BEGIN Stored data

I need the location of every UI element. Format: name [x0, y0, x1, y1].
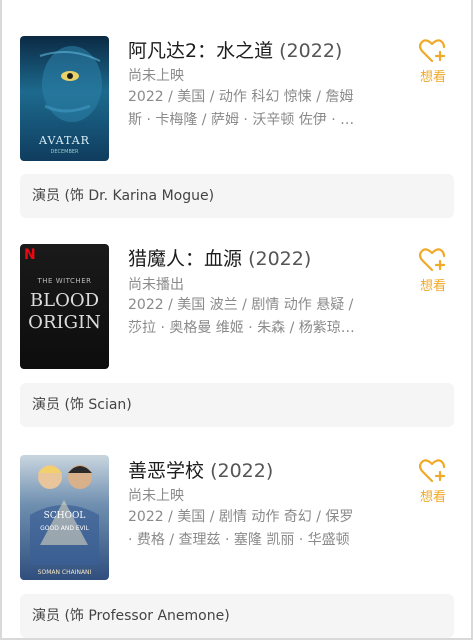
movie-meta: 2022 / 美国 波兰 / 剧情 动作 悬疑 / 莎拉 · 奥格曼 维姬 · …: [128, 297, 355, 336]
role-info: 演员 (饰 Dr. Karina Mogue): [20, 174, 454, 218]
wishlist-label: 想看: [419, 70, 446, 85]
role-info: 演员 (饰 Scian): [20, 383, 454, 427]
poster-title: SCHOOL: [43, 511, 86, 521]
movie-meta: 2022 / 美国 / 剧情 动作 奇幻 / 保罗 · 费格 / 查理兹 · 塞…: [128, 509, 354, 548]
heart-plus-icon: [419, 39, 446, 63]
movie-title[interactable]: 猎魔人：血源 (2022): [128, 244, 311, 271]
wishlist-button[interactable]: 想看: [413, 247, 453, 294]
movie-meta: 2022 / 美国 / 动作 科幻 惊悚 / 詹姆 斯 · 卡梅隆 / 萨姆 ·…: [128, 89, 355, 128]
heart-plus-icon: [419, 459, 446, 483]
netflix-logo-icon: N: [24, 247, 36, 263]
poster-title: AVATAR: [39, 134, 90, 147]
poster-title-2: ORIGIN: [28, 312, 101, 333]
movie-poster[interactable]: AVATAR DECEMBER: [20, 36, 109, 161]
movie-title[interactable]: 善恶学校 (2022): [128, 456, 273, 483]
poster-subtitle: THE WITCHER: [37, 277, 92, 285]
screen-frame-left: [0, 0, 2, 640]
wishlist-label: 想看: [419, 490, 446, 505]
wishlist-label: 想看: [419, 279, 446, 294]
release-status: 尚未播出: [128, 277, 184, 293]
poster-author: SOMAN CHAINANI: [37, 569, 92, 576]
poster-title: BLOOD: [29, 290, 100, 311]
wishlist-button[interactable]: 想看: [413, 38, 453, 85]
movie-title[interactable]: 阿凡达2：水之道 (2022): [128, 36, 342, 63]
wishlist-button[interactable]: 想看: [413, 458, 453, 505]
poster-subtitle: DECEMBER: [50, 149, 79, 155]
poster-subtitle: GOOD AND EVIL: [40, 525, 89, 532]
movie-poster[interactable]: SCHOOL GOOD AND EVIL SOMAN CHAINANI: [20, 455, 109, 580]
release-status: 尚未上映: [128, 68, 184, 84]
movie-poster[interactable]: N THE WITCHER BLOOD ORIGIN: [20, 244, 109, 369]
heart-plus-icon: [419, 248, 446, 272]
role-info: 演员 (饰 Professor Anemone): [20, 594, 454, 638]
release-status: 尚未上映: [128, 488, 184, 504]
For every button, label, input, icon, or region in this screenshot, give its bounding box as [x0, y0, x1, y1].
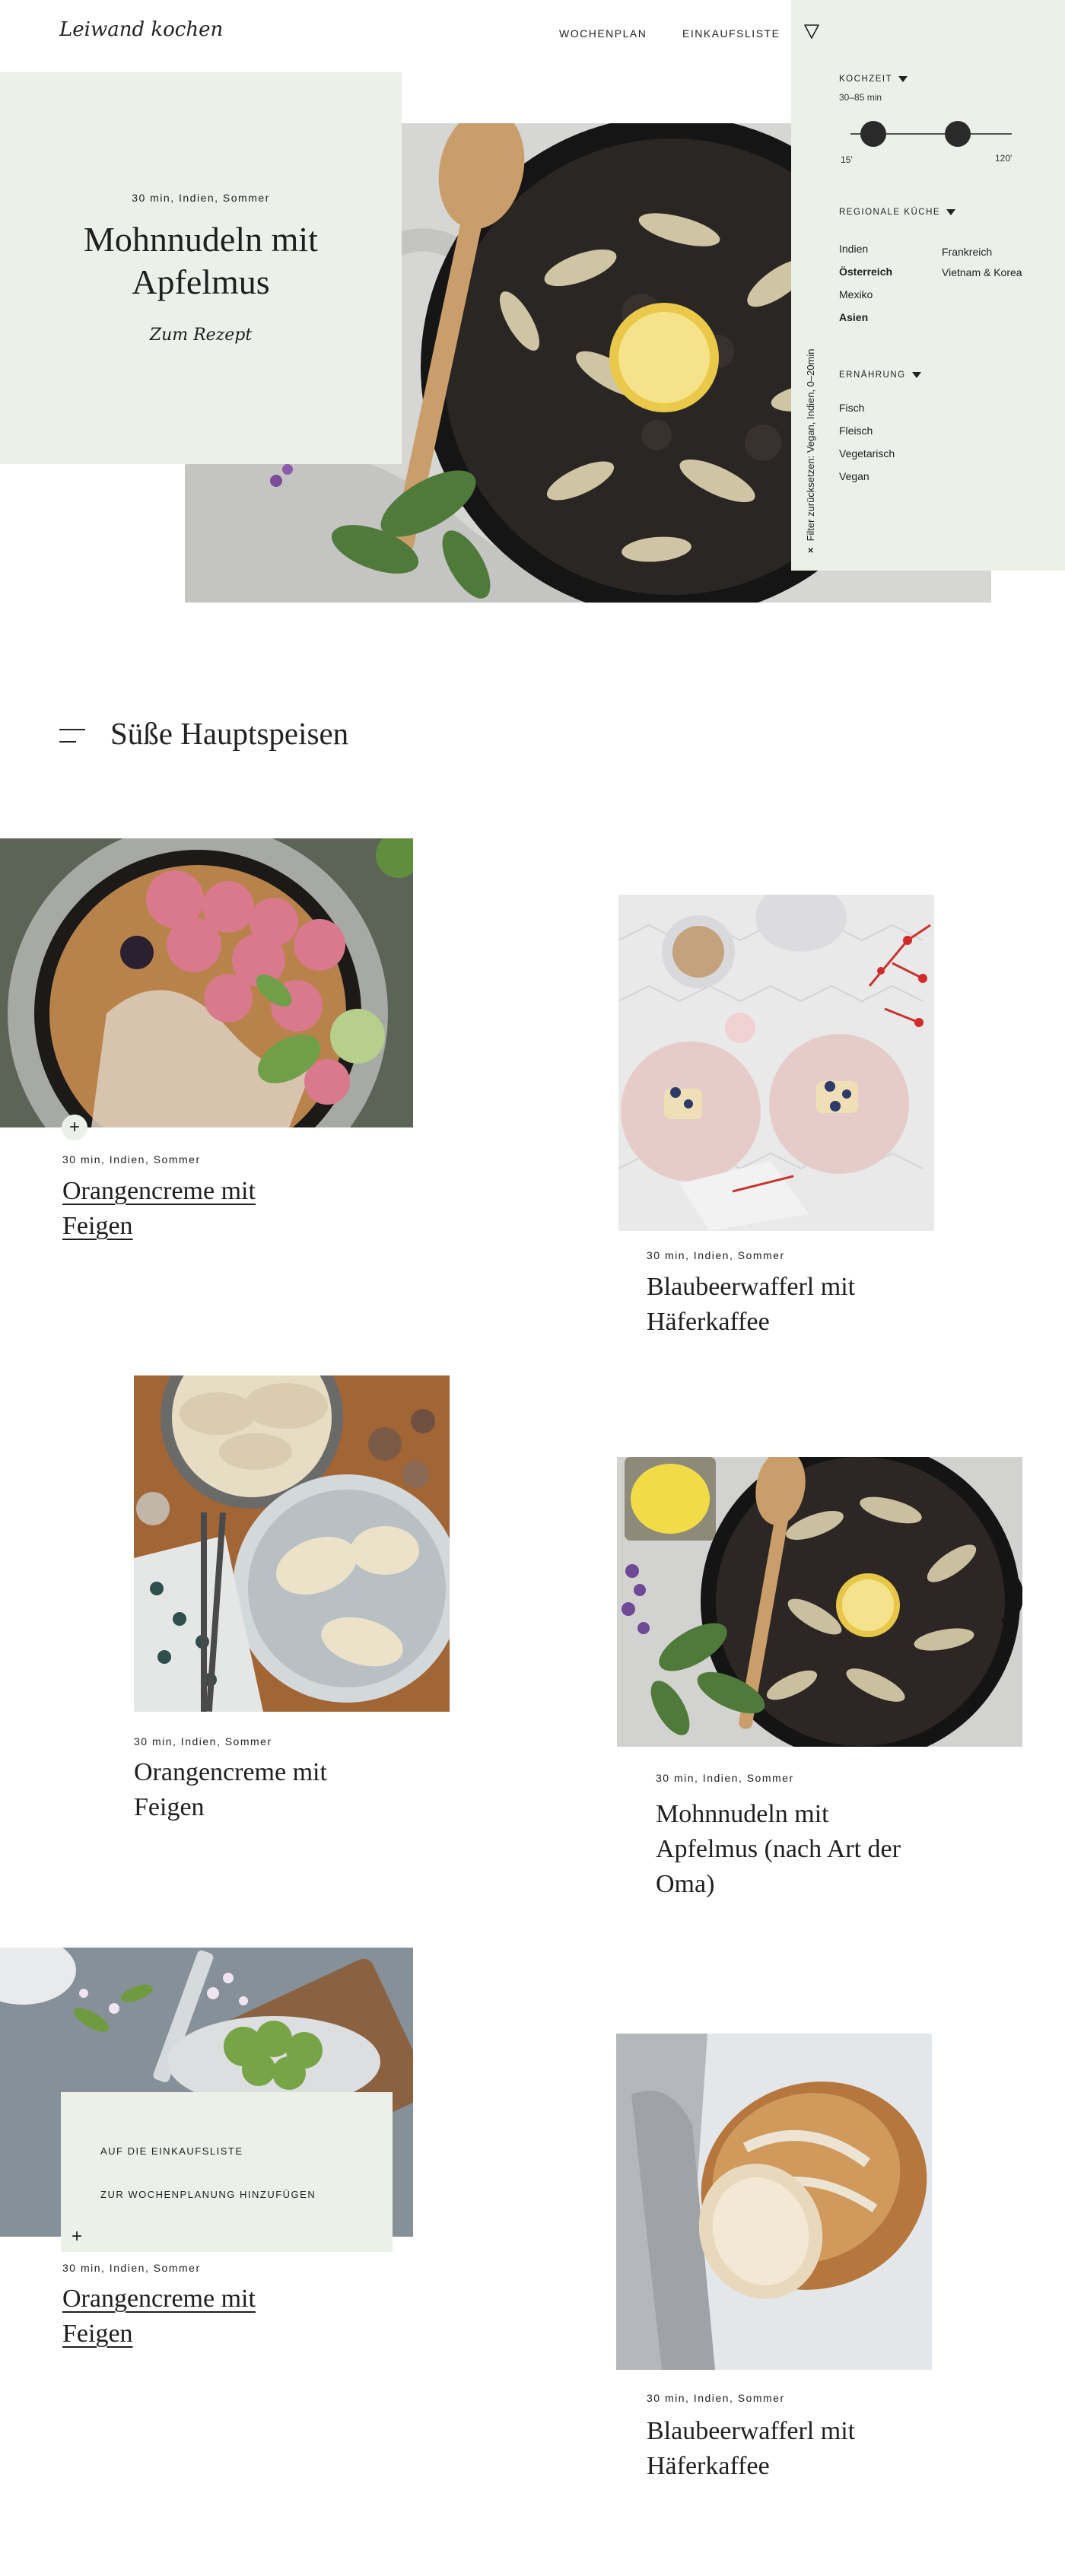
recipe-title-4[interactable]: Mohnnudeln mit Apfelmus (nach Art der Om… [656, 1797, 901, 1902]
caret-down-icon [898, 76, 908, 82]
recipe-action-popup: AUF DIE EINKAUFSLISTE ZUR WOCHENPLANUNG … [61, 2092, 393, 2252]
recipe-title-5-line-1: Orangencreme mit [62, 2285, 256, 2313]
filter-reset-link[interactable]: × Filter zurücksetzen: Vegan, Indien, 0–2… [805, 348, 816, 553]
hero-title: Mohnnudeln mit Apfelmus [0, 218, 402, 304]
filter-regional-header[interactable]: REGIONALE KÜCHE [839, 208, 956, 217]
filter-ernaehrung-label: ERNÄHRUNG [839, 370, 906, 380]
recipe-meta-4: 30 min, Indien, Sommer [656, 1772, 794, 1784]
recipe-title-2[interactable]: Blaubeerwafferl mit Häferkaffee [647, 1270, 855, 1340]
recipe-title-4-line-2: Apfelmus (nach Art der [656, 1835, 901, 1863]
filter-diet-vegan[interactable]: Vegan [839, 470, 869, 482]
filter-region-vietnam-korea[interactable]: Vietnam & Korea [942, 266, 1022, 278]
recipe-meta-5: 30 min, Indien, Sommer [62, 2262, 201, 2274]
caret-down-icon [911, 372, 921, 378]
close-icon: × [805, 547, 816, 553]
recipe-meta-1: 30 min, Indien, Sommer [62, 1153, 201, 1166]
recipe-title-5-line-2: Feigen [62, 2320, 133, 2348]
recipe-title-1-line-2: Feigen [62, 1212, 133, 1240]
filter-kochzeit-range: 30–85 min [839, 92, 882, 103]
filter-reset-label: Filter zurücksetzen: Vegan, Indien, 0–20… [805, 348, 816, 542]
filter-region-asien[interactable]: Asien [839, 311, 868, 323]
kochzeit-min-label: 15' [841, 154, 853, 165]
hero-card: 30 min, Indien, Sommer Mohnnudeln mit Ap… [0, 72, 402, 464]
recipe-title-6[interactable]: Blaubeerwafferl mit Häferkaffee [647, 2414, 855, 2484]
filter-regional-label: REGIONALE KÜCHE [839, 208, 941, 217]
nav-wochenplan[interactable]: WOCHENPLAN [559, 27, 647, 40]
filter-region-mexiko[interactable]: Mexiko [839, 288, 873, 301]
filter-diet-vegetarisch[interactable]: Vegetarisch [839, 447, 895, 460]
filter-region-oesterreich[interactable]: Österreich [839, 266, 892, 278]
add-plus-button-5[interactable]: + [64, 2224, 90, 2250]
recipe-title-1-line-1: Orangencreme mit [62, 1177, 256, 1205]
recipe-title-2-line-2: Häferkaffee [647, 1308, 770, 1336]
plus-icon: + [71, 2226, 82, 2247]
recipe-image-1[interactable] [0, 838, 413, 1127]
filter-diet-fisch[interactable]: Fisch [839, 402, 864, 414]
recipe-title-4-line-1: Mohnnudeln mit [656, 1800, 829, 1828]
recipe-meta-6: 30 min, Indien, Sommer [647, 2392, 785, 2404]
filter-kochzeit-header[interactable]: KOCHZEIT [839, 75, 908, 84]
recipe-title-6-line-2: Häferkaffee [647, 2452, 770, 2480]
recipe-image-6[interactable] [616, 2034, 932, 2370]
filter-diet-fleisch[interactable]: Fleisch [839, 425, 873, 437]
site-logo[interactable]: Leiwand kochen [59, 18, 223, 41]
recipe-title-4-line-3: Oma) [656, 1870, 715, 1898]
recipe-image-4[interactable] [617, 1457, 1022, 1747]
recipe-meta-3: 30 min, Indien, Sommer [134, 1735, 272, 1748]
hero-title-line-1: Mohnnudeln mit [84, 220, 318, 259]
recipe-title-2-line-1: Blaubeerwafferl mit [647, 1273, 856, 1301]
plus-icon: + [68, 1117, 80, 1137]
add-plus-button-1[interactable]: + [62, 1115, 87, 1140]
recipe-title-3-line-2: Feigen [134, 1793, 205, 1821]
recipe-image-3[interactable] [134, 1375, 450, 1712]
recipe-image-2[interactable] [618, 895, 934, 1231]
hero-title-line-2: Apfelmus [132, 262, 270, 301]
hero-meta: 30 min, Indien, Sommer [132, 192, 270, 204]
section-title: Süße Hauptspeisen [110, 716, 349, 751]
filter-panel [791, 0, 1065, 571]
popup-add-shopping-list[interactable]: AUF DIE EINKAUFSLISTE [100, 2145, 243, 2157]
filter-region-frankreich[interactable]: Frankreich [942, 246, 992, 258]
recipe-title-6-line-1: Blaubeerwafferl mit [647, 2417, 856, 2445]
hero-cta-link[interactable]: Zum Rezept [0, 326, 402, 345]
recipe-meta-2: 30 min, Indien, Sommer [647, 1249, 785, 1261]
recipe-title-5[interactable]: Orangencreme mit Feigen [62, 2282, 256, 2352]
filter-region-indien[interactable]: Indien [839, 243, 868, 255]
filter-ernaehrung-header[interactable]: ERNÄHRUNG [839, 370, 921, 380]
popup-add-weekly-plan[interactable]: ZUR WOCHENPLANUNG HINZUFÜGEN [100, 2189, 316, 2200]
recipe-title-1[interactable]: Orangencreme mit Feigen [62, 1174, 256, 1244]
menu-lines-icon[interactable] [59, 727, 87, 746]
caret-down-icon [946, 209, 956, 215]
filter-triangle-icon[interactable] [803, 23, 820, 40]
nav-einkaufsliste[interactable]: EINKAUFSLISTE [682, 27, 780, 40]
recipe-title-3-line-1: Orangencreme mit [134, 1758, 327, 1786]
kochzeit-max-label: 120' [995, 153, 1013, 164]
recipe-title-3[interactable]: Orangencreme mit Feigen [134, 1755, 327, 1825]
filter-kochzeit-label: KOCHZEIT [839, 75, 893, 84]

END Stored data

[Task objective]: Copy out only the rows from the line with "movie-meta: 2022 / 美国 波兰" up to and including the line with "heart-plus-icon: [419, 39, 446, 63]", swapping "role-info" for "cast-info" and changing nothing else.

[Problem solution]:
movie-meta: 2022 / 美国 波兰 / 剧情 动作 悬疑 / 莎拉 · 奥格曼 维姬 · …: [128, 297, 355, 336]
cast-info: 演员 (饰 Dr. Karina Mogue): [20, 174, 454, 218]
wishlist-label: 想看: [419, 70, 446, 85]
cast-info: 演员 (饰 Scian): [20, 383, 454, 427]
poster-title: SCHOOL: [43, 511, 86, 521]
movie-meta: 2022 / 美国 / 剧情 动作 奇幻 / 保罗 · 费格 / 查理兹 · 塞…: [128, 509, 354, 548]
heart-plus-icon: [419, 39, 446, 63]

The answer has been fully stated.